==== Input records

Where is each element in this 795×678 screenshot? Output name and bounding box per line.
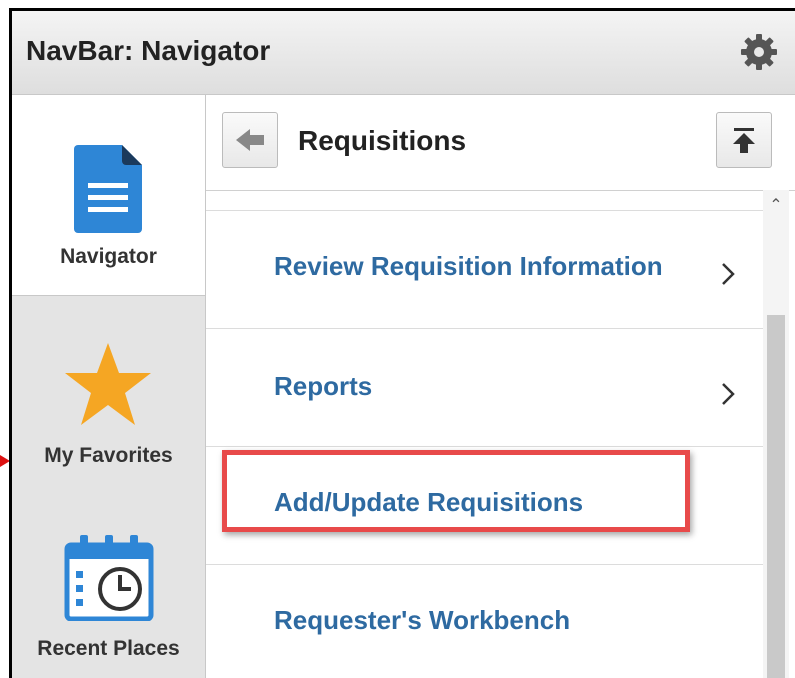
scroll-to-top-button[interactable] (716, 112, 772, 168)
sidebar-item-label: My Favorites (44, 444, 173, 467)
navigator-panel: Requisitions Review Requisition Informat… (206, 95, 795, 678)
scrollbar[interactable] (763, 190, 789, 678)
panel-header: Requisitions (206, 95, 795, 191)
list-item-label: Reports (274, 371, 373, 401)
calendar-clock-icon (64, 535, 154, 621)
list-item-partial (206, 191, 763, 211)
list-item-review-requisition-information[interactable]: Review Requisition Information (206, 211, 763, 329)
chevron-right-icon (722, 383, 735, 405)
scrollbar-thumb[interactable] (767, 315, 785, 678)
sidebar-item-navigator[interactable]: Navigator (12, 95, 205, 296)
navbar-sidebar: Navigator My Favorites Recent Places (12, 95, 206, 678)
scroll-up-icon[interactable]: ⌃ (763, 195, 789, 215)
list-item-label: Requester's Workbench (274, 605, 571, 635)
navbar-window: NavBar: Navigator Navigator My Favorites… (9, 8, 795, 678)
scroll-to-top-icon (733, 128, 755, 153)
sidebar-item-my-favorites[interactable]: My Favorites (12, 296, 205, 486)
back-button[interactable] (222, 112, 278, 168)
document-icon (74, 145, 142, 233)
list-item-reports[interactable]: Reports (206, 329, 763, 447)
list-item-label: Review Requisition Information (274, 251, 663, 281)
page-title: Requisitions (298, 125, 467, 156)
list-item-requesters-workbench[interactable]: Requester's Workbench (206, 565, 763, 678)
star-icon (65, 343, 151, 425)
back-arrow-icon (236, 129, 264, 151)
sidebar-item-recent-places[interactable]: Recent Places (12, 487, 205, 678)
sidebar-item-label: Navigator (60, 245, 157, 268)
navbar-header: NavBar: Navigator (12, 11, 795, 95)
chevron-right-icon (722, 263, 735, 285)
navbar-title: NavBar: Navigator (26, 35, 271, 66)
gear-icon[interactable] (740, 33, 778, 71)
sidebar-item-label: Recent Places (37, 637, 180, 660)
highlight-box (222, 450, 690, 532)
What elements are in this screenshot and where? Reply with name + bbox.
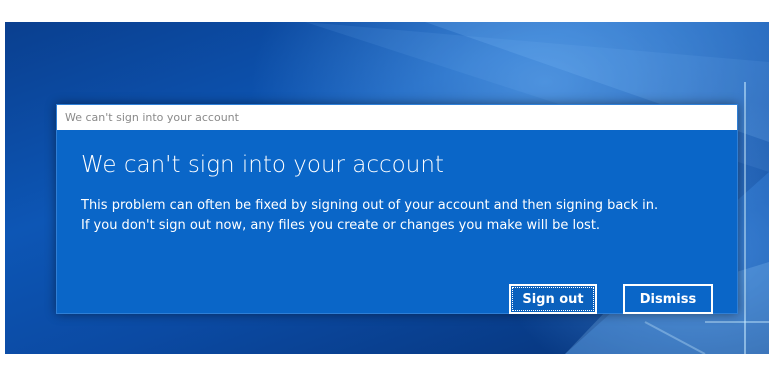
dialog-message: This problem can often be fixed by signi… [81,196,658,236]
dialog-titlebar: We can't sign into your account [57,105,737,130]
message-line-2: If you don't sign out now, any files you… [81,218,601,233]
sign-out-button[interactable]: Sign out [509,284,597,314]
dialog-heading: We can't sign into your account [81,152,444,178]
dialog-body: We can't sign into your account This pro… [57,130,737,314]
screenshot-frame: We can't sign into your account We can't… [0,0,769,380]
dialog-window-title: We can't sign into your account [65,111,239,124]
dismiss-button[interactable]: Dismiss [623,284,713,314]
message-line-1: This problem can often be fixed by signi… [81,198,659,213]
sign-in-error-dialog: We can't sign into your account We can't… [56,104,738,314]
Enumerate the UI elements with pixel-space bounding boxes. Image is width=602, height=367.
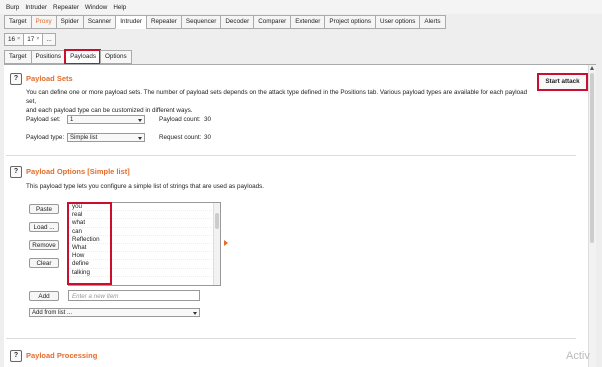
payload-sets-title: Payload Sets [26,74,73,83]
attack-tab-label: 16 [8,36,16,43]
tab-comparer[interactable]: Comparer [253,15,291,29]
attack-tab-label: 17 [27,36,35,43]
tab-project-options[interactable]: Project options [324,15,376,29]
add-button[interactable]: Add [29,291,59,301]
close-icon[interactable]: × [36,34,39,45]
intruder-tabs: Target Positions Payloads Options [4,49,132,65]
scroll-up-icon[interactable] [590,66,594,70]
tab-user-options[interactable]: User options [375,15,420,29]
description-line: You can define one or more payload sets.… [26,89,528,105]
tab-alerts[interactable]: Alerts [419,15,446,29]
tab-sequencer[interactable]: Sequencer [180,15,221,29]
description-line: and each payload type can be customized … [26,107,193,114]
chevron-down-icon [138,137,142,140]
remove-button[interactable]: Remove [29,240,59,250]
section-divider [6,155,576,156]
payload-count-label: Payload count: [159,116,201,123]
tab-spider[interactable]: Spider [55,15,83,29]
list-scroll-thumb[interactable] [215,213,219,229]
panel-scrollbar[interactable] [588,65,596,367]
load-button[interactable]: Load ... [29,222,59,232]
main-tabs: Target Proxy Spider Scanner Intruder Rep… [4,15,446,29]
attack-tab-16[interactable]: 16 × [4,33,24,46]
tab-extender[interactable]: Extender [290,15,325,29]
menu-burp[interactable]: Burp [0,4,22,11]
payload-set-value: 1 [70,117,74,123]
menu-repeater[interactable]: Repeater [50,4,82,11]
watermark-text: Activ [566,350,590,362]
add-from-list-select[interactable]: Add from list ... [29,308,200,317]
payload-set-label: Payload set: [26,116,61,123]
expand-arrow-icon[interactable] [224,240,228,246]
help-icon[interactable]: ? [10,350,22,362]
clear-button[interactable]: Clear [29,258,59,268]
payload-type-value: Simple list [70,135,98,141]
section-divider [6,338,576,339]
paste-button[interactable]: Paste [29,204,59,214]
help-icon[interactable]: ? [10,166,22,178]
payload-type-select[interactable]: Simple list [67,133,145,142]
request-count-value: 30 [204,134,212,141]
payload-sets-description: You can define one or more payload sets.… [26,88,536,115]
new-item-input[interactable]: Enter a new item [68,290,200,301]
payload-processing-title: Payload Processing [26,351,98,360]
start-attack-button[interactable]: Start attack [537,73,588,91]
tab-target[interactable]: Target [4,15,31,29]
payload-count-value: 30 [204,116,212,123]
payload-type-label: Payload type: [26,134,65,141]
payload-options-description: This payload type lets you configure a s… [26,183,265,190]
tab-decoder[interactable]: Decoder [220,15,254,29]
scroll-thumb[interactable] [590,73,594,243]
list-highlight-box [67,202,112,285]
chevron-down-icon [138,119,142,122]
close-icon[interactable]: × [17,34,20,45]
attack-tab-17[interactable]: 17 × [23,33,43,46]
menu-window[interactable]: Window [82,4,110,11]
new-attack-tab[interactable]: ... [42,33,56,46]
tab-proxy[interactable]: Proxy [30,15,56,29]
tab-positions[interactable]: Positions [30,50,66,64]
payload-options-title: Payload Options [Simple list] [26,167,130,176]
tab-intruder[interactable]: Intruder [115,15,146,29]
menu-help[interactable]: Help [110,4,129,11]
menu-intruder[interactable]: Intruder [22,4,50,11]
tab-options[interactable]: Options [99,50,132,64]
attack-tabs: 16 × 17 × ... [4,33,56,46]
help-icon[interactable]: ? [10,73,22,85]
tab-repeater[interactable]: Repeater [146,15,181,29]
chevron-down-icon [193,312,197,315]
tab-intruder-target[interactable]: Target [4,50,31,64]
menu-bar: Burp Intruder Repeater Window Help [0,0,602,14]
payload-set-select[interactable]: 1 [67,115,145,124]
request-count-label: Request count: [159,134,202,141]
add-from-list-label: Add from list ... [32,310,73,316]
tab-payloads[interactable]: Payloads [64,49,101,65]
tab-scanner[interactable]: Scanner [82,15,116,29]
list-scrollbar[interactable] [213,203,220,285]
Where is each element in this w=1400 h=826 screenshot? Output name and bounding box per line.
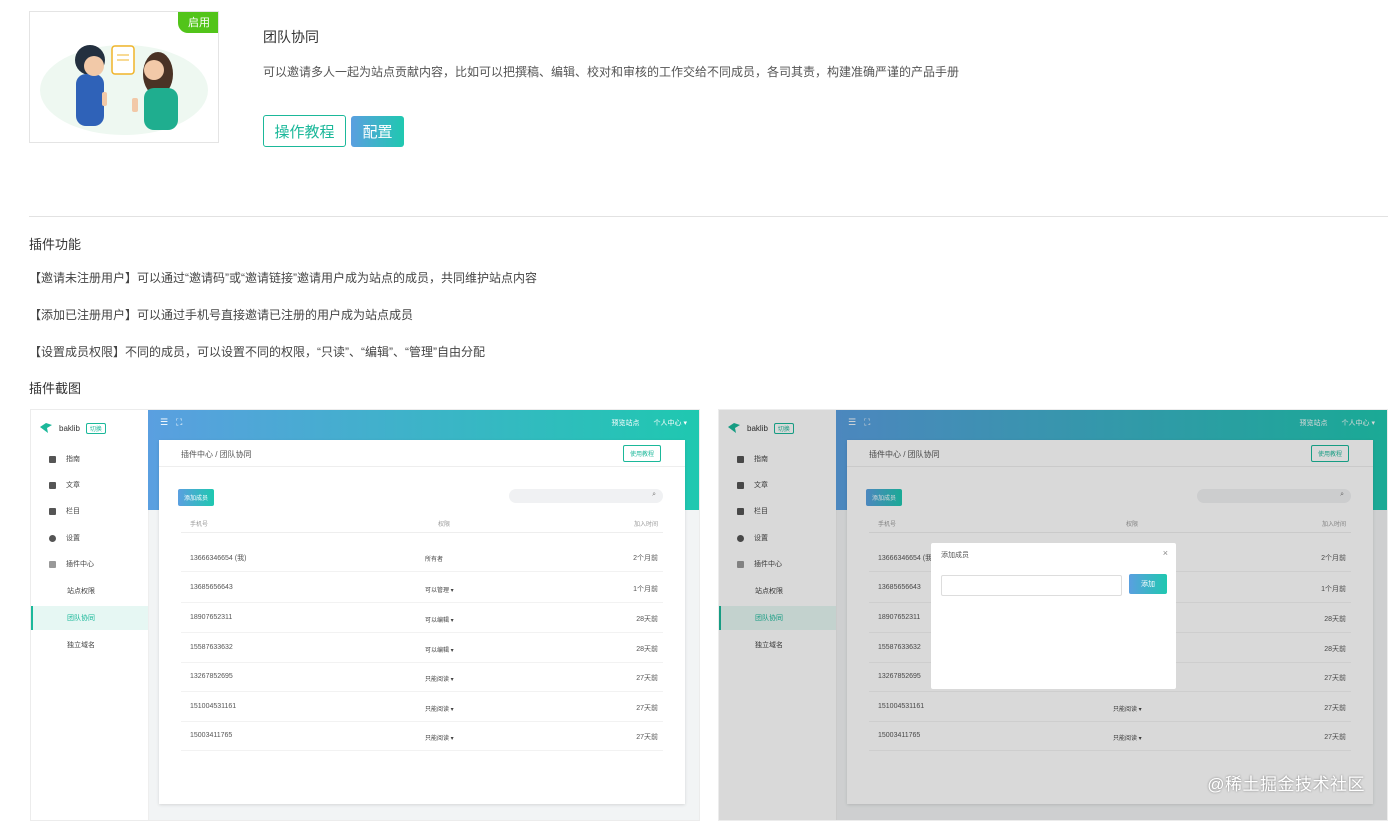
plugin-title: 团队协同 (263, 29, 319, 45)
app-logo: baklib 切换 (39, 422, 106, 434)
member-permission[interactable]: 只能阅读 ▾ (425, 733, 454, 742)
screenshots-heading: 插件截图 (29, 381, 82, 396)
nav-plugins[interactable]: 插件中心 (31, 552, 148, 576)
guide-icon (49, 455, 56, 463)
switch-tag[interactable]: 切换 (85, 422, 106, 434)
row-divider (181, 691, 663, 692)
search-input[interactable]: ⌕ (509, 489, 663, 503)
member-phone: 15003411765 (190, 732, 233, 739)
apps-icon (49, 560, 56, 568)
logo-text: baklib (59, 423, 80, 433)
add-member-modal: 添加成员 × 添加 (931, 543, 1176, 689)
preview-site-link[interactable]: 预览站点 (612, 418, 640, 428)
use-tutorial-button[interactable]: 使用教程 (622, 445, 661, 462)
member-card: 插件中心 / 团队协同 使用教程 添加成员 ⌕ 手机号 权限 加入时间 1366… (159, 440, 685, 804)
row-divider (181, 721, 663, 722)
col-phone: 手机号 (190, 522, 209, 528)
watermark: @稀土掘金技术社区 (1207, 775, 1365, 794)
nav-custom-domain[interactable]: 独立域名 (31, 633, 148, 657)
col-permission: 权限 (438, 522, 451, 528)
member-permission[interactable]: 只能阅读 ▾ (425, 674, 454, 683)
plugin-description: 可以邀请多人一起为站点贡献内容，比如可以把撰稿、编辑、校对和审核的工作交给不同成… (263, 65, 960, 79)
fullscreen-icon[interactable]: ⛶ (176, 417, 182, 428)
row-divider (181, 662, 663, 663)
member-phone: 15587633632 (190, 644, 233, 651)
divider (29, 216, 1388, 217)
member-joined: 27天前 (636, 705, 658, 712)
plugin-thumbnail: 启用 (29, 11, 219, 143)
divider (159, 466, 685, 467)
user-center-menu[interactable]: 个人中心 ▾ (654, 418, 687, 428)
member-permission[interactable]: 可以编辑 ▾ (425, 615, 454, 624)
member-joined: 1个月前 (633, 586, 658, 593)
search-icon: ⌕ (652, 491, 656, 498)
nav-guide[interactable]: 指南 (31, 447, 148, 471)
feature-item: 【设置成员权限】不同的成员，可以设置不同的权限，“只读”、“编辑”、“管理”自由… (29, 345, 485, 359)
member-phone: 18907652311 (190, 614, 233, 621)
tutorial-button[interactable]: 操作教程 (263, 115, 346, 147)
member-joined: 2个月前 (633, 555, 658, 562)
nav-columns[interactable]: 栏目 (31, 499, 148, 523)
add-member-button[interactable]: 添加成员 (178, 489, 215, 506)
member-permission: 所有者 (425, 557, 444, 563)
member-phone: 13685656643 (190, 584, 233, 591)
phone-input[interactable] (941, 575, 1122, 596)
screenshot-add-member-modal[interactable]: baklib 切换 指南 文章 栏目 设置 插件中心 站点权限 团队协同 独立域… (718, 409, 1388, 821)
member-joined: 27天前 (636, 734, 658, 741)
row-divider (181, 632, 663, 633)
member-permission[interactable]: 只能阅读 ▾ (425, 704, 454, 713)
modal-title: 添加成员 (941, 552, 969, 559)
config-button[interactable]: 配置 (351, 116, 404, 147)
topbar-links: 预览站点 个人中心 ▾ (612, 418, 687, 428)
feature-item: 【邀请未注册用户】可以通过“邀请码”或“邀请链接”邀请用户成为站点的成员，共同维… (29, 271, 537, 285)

========

Do this:
Starting at the line that contains "plugin-title: 团队协同 (263, 29, 319, 45)" and ending after the line that contains "guide-icon (49, 455, 56, 463)" in the records above, reproduce those lines with "interactable" switched to "clickable", leaving everything else unchanged.

Right answer:
plugin-title: 团队协同 (263, 29, 319, 45)
app-logo: baklib 切换 (39, 422, 106, 434)
member-permission[clickable]: 只能阅读 ▾ (425, 733, 454, 742)
screenshots-heading: 插件截图 (29, 381, 82, 396)
nav-plugins[clickable]: 插件中心 (31, 552, 148, 576)
guide-icon (49, 455, 56, 463)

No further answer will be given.